• What is being asked: Say only how many lines contain the word "supply".

Stored items from a collection

────────────────────

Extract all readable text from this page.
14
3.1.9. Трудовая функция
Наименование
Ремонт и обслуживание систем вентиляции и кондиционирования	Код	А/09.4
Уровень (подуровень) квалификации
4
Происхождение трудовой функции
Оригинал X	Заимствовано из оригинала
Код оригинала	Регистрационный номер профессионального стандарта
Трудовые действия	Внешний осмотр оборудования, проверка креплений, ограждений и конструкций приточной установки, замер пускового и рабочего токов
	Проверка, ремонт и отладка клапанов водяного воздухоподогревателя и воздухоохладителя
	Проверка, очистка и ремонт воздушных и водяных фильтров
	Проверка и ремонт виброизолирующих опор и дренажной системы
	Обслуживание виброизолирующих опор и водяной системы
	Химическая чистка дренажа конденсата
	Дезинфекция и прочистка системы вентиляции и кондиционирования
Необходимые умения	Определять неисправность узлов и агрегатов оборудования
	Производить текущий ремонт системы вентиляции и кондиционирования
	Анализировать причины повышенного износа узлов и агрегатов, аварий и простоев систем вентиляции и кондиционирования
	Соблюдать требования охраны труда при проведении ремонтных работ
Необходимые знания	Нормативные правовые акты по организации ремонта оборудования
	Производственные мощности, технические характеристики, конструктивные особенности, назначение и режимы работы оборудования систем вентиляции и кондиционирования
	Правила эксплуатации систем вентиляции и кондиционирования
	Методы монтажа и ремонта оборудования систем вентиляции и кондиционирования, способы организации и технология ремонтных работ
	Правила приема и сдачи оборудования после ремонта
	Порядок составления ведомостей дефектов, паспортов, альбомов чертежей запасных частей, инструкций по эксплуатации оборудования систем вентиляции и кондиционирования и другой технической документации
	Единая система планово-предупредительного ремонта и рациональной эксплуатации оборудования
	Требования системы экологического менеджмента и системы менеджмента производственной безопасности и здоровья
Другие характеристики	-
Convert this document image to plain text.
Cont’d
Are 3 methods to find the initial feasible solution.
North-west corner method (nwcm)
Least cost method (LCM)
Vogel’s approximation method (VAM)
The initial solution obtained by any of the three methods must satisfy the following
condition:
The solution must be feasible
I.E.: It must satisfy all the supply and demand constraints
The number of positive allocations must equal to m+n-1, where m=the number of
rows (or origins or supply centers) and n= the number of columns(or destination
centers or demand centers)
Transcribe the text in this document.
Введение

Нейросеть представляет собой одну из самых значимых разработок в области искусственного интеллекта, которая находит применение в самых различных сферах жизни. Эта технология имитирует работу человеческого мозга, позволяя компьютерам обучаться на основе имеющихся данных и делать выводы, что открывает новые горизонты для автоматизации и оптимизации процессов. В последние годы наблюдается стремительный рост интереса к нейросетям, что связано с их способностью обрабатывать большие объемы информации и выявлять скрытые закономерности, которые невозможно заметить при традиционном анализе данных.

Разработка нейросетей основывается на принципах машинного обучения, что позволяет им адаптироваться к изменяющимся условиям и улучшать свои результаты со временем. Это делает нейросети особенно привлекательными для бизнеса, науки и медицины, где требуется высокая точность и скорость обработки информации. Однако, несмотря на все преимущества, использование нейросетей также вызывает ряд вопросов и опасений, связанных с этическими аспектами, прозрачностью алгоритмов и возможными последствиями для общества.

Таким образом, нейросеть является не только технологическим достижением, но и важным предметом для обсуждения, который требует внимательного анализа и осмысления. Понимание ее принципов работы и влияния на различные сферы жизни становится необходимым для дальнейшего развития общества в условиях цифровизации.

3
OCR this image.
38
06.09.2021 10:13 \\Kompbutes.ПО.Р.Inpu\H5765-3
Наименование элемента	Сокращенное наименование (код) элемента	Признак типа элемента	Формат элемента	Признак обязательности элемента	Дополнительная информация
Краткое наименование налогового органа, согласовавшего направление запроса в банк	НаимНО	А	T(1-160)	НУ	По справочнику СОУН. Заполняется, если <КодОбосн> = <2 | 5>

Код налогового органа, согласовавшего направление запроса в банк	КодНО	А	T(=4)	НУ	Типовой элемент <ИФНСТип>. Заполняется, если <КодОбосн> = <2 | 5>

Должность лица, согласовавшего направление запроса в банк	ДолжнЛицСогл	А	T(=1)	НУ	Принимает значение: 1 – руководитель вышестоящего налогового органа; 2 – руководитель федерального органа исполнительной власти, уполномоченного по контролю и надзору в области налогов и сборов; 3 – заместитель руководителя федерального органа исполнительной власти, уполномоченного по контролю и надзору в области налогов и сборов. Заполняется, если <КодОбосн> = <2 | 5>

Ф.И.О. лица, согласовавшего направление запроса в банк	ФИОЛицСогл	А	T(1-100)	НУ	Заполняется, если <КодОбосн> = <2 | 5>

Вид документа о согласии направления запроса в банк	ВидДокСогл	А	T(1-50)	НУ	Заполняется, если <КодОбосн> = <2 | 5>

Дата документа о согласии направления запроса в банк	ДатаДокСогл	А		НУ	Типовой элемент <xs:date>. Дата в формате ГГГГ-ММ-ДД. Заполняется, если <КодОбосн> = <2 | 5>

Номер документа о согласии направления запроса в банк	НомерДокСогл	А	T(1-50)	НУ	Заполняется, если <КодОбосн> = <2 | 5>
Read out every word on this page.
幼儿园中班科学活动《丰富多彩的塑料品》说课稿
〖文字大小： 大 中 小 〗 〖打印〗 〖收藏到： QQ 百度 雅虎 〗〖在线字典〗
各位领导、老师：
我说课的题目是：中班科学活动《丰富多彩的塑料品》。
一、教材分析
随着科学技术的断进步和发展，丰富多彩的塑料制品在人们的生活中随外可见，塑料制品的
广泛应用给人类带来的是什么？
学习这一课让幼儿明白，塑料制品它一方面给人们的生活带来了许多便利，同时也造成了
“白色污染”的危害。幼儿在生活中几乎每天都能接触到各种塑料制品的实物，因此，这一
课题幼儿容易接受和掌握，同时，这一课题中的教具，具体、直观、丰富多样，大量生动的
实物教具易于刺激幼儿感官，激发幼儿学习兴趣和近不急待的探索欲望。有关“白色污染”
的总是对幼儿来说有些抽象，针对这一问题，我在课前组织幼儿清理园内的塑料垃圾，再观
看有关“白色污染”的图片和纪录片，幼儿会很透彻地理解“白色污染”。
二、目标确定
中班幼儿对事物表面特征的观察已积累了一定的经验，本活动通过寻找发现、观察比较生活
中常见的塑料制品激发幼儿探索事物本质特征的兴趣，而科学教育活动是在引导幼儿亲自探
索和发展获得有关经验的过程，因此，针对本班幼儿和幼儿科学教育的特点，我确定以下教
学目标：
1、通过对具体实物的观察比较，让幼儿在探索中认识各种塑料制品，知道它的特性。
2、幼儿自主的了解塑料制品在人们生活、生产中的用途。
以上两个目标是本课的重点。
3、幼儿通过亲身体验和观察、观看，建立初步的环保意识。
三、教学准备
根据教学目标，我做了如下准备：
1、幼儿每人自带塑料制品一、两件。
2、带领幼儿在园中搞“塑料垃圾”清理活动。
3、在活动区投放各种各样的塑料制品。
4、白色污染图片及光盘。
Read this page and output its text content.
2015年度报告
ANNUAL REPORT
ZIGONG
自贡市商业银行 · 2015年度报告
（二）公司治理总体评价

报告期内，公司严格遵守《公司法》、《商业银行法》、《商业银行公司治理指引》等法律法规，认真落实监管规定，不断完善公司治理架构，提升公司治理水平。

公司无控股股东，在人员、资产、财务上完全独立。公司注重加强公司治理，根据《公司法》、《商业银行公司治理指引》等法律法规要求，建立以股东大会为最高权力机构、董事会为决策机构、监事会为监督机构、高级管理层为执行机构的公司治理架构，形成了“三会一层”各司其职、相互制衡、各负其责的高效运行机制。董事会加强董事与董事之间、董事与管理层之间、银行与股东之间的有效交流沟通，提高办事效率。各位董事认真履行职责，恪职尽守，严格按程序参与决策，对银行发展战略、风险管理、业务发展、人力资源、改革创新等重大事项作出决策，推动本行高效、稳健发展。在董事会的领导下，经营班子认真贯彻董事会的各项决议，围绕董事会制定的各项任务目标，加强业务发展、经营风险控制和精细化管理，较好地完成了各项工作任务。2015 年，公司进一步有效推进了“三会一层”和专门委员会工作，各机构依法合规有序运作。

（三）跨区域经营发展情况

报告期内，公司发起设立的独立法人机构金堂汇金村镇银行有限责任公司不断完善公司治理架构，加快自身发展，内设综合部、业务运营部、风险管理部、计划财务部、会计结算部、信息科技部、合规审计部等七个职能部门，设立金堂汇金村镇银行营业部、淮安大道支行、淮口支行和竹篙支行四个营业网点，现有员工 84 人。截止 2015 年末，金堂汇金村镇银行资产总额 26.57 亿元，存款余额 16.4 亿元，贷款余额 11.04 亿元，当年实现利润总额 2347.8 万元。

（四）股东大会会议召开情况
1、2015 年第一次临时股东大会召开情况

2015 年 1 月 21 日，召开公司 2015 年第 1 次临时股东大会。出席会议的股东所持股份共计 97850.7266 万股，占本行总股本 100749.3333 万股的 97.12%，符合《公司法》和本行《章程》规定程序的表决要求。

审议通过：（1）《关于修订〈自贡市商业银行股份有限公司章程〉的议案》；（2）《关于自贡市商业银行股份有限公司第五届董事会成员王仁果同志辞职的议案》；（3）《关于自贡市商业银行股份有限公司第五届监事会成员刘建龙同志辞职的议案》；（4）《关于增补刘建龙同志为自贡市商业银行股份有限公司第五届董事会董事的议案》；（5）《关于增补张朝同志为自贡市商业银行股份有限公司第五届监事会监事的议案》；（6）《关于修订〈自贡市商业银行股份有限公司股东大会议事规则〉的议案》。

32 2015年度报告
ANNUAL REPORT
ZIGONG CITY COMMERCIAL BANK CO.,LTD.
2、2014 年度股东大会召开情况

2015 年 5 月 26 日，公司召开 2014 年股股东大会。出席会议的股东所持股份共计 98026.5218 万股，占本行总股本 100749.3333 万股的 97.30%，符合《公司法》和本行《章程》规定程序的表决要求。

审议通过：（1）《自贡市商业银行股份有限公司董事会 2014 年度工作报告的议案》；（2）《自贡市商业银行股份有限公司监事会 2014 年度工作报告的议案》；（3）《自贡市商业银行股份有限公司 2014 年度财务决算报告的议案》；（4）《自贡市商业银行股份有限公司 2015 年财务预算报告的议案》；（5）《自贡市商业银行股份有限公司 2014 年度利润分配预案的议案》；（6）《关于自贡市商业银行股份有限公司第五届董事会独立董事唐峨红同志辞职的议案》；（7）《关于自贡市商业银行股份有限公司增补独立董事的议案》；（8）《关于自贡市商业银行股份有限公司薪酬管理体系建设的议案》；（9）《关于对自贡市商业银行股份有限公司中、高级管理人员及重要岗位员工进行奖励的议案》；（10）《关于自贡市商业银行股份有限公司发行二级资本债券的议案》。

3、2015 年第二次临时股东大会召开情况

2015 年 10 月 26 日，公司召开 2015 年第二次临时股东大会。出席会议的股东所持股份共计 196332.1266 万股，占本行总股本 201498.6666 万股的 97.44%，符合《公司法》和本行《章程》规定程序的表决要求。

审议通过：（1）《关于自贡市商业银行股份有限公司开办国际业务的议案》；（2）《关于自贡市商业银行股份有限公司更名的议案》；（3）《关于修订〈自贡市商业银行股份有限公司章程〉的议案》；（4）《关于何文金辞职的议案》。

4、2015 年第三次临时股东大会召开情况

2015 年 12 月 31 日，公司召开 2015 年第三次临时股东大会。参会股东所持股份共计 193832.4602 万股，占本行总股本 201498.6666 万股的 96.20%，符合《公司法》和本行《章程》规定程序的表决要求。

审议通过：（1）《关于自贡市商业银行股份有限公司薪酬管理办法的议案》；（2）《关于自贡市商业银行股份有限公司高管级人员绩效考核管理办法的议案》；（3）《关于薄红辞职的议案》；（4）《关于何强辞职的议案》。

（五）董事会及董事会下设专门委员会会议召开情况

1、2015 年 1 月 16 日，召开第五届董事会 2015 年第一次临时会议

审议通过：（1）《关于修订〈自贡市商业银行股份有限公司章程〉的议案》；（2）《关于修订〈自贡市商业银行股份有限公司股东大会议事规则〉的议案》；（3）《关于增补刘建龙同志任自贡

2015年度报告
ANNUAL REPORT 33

────────────────────

• Task answer: 2